● **Set exercise**:
Using the material that follows, identify and copy each line with the string "illa".

● **Part of a data file**:

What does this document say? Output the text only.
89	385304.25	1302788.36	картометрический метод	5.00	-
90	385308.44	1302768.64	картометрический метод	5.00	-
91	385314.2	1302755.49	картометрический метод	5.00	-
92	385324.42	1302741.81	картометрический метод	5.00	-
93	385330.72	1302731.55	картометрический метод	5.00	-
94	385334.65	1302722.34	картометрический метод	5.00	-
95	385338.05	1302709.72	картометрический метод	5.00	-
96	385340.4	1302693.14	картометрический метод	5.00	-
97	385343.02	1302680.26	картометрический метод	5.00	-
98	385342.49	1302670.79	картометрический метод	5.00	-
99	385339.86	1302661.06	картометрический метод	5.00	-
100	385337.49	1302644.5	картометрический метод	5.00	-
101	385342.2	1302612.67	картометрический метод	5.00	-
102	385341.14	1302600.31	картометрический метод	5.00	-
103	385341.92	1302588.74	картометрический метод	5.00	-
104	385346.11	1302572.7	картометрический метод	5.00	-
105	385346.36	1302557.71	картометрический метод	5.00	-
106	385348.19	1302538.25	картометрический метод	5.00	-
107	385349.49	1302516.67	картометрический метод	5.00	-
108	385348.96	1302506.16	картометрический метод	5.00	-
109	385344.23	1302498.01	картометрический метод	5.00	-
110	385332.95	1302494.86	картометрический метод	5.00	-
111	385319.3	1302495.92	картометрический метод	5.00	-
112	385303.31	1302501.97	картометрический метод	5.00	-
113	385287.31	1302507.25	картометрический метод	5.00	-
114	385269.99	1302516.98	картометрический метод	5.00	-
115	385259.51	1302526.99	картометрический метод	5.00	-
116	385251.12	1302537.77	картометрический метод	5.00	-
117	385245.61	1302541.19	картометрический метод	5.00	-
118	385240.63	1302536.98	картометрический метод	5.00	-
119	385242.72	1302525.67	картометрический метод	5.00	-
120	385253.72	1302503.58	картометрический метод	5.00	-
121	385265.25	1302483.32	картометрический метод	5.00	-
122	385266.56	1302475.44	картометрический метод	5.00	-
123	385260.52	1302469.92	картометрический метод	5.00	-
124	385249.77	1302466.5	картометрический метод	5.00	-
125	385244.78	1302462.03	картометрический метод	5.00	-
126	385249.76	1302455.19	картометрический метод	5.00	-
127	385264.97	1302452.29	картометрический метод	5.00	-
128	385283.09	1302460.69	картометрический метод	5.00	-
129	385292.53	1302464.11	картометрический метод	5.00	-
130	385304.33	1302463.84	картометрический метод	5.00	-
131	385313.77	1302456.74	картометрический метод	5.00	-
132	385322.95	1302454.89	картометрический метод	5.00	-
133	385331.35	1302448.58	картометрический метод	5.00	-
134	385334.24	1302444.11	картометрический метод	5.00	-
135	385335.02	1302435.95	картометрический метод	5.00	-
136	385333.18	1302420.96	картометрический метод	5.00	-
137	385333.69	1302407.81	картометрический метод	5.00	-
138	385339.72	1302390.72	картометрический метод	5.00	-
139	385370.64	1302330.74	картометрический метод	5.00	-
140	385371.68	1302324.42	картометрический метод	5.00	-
...
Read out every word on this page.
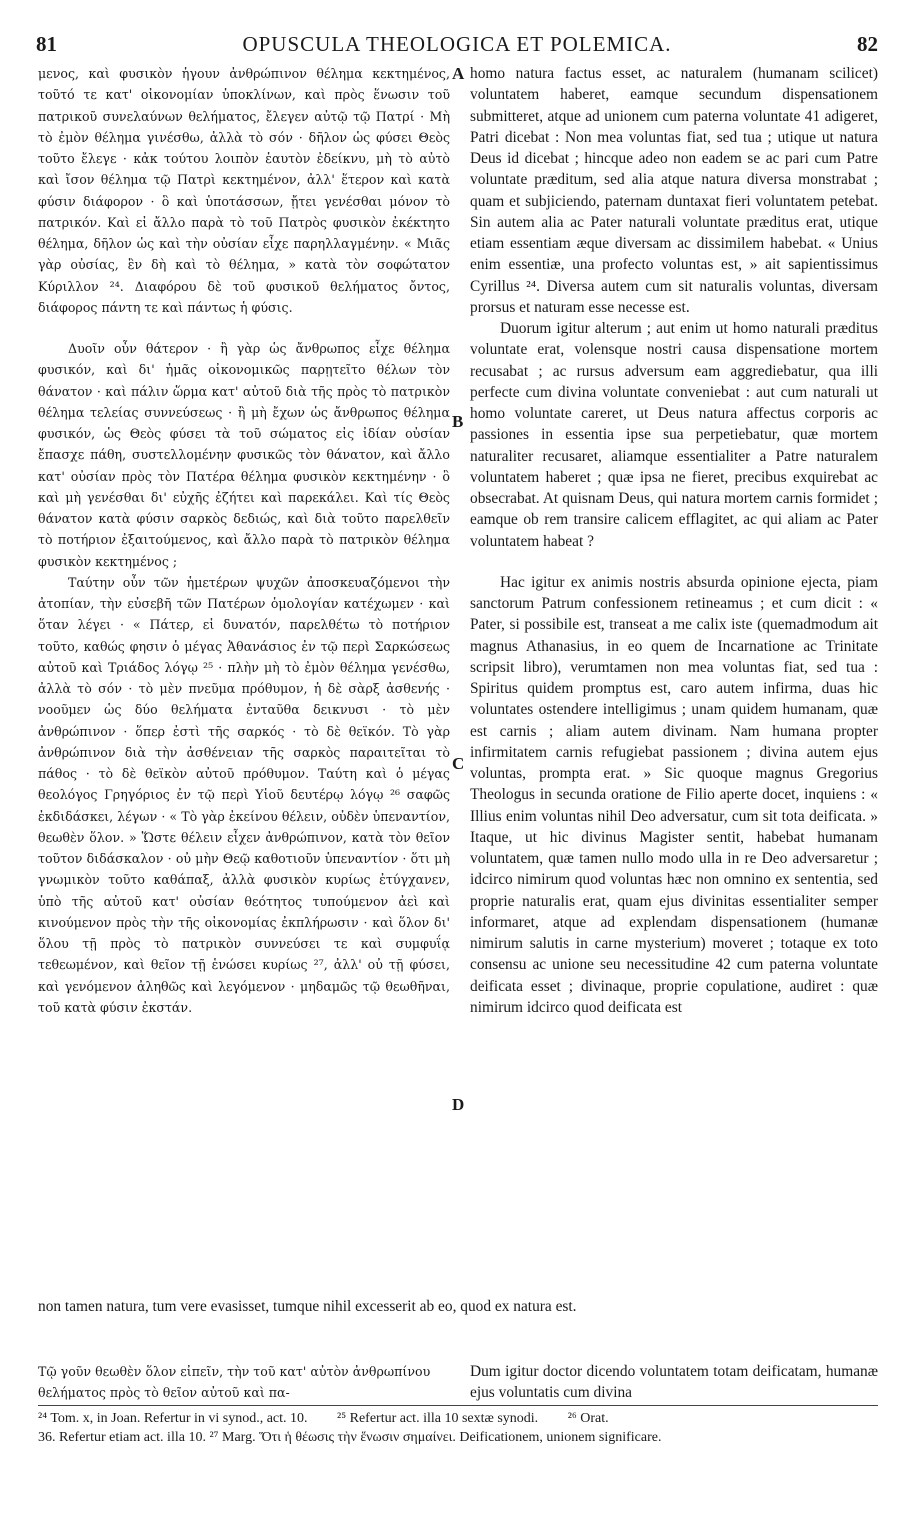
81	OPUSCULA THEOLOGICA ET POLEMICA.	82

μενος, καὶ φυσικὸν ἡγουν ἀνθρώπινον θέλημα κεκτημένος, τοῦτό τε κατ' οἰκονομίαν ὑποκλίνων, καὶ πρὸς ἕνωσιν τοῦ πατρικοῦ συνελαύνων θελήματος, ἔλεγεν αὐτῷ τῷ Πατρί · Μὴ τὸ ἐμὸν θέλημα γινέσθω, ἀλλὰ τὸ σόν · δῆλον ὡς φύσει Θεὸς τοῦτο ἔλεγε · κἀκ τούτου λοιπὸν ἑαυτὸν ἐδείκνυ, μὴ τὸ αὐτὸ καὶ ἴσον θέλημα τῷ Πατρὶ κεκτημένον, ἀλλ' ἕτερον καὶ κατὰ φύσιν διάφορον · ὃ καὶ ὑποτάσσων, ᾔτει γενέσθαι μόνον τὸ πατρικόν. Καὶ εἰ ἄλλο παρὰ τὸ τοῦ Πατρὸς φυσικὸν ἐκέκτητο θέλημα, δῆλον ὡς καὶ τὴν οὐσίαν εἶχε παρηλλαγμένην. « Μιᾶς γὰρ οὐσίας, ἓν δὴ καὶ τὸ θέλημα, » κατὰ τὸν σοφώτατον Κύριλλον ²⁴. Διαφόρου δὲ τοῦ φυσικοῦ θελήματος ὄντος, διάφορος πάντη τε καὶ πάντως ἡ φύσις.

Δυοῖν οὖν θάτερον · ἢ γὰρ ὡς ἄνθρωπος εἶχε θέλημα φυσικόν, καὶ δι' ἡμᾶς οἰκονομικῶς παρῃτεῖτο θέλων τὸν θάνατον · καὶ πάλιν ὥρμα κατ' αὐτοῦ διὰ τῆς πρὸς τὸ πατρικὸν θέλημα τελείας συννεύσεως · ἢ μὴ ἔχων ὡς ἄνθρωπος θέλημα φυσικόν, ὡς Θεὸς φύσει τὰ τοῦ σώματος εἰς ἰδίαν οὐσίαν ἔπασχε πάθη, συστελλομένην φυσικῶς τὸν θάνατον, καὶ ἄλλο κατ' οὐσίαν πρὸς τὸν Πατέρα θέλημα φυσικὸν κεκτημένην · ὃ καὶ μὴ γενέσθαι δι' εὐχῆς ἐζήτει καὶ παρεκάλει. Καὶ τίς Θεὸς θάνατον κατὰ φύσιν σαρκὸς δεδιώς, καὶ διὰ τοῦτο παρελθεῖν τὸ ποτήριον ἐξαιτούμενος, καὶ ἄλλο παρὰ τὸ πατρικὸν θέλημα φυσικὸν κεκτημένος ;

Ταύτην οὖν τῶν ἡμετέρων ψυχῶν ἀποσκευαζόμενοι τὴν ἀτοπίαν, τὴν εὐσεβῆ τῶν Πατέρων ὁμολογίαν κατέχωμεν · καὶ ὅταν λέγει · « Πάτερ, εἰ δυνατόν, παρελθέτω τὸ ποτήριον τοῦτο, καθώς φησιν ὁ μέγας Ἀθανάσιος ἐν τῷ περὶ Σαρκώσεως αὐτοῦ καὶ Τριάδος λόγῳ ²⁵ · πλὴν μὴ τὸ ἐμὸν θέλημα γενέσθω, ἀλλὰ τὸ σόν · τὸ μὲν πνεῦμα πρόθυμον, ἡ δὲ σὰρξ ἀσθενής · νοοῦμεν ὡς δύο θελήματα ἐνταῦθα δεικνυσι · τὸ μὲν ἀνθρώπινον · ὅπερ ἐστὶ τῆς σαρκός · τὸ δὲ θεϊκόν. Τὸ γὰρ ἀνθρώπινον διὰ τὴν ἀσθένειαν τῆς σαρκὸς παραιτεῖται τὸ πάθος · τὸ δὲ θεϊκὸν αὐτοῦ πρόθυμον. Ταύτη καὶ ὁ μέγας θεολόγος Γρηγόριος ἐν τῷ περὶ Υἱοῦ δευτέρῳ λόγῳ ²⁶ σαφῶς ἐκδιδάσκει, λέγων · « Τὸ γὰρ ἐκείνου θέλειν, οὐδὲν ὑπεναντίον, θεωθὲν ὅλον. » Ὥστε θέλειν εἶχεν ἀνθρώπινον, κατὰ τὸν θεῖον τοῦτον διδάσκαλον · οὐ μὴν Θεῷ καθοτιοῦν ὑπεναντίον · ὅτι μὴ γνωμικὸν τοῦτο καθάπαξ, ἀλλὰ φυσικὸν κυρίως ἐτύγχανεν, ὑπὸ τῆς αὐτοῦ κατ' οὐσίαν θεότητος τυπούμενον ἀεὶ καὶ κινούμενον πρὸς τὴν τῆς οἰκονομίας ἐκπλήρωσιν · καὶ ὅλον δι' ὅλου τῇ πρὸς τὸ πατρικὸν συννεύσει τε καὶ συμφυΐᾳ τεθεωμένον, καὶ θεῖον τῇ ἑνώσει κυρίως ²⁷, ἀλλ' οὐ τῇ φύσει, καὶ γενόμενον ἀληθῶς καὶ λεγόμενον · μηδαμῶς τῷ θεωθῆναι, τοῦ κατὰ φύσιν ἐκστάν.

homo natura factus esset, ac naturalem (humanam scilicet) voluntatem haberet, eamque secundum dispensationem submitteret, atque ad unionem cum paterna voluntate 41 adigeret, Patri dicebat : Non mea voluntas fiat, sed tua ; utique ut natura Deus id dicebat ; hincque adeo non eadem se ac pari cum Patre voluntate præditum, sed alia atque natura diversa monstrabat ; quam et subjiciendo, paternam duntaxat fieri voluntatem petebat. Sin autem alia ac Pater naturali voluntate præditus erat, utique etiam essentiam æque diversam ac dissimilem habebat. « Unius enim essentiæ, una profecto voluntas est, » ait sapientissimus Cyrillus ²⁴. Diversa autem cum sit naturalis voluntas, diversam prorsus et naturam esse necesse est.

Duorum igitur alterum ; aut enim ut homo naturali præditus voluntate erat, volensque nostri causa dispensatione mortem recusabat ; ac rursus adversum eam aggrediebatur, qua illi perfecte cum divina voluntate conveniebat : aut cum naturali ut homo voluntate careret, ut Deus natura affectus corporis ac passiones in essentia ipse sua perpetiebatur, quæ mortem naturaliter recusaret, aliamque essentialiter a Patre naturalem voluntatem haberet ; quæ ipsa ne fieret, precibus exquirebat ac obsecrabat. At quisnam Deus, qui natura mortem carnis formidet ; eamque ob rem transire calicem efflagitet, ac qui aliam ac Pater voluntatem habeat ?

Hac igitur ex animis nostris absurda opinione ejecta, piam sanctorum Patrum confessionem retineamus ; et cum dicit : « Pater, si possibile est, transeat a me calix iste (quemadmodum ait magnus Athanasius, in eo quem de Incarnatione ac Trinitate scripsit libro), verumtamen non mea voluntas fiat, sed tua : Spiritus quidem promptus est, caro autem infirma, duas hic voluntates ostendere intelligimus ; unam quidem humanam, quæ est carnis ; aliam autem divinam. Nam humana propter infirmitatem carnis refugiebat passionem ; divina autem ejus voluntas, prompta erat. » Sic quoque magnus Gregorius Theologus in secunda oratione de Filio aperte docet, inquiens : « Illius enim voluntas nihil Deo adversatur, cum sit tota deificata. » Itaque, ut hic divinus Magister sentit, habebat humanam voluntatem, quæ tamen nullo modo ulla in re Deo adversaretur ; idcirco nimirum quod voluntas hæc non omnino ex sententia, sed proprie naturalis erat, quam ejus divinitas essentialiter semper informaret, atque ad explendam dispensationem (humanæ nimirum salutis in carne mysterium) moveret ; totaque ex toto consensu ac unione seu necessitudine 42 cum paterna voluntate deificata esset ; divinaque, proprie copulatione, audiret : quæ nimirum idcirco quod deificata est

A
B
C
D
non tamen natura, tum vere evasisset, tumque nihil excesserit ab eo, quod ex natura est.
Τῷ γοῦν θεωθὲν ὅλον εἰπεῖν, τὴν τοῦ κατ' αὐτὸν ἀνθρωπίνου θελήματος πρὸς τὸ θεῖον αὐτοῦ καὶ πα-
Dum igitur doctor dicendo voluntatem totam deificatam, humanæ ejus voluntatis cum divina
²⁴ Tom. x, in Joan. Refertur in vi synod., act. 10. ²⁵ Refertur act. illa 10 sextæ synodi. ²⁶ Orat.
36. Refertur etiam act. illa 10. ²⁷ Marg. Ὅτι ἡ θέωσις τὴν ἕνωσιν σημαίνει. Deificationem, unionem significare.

● **The answer**:
²⁴ Tom. x, in Joan. Refertur in vi synod., act. 10. ²⁵ Refertur act. illa 10 sextæ synodi. ²⁶ Orat.
36. Refertur etiam act. illa 10. ²⁷ Marg. Ὅτι ἡ θέωσις τὴν ἕνωσιν σημαίνει. Deificationem, unionem significare.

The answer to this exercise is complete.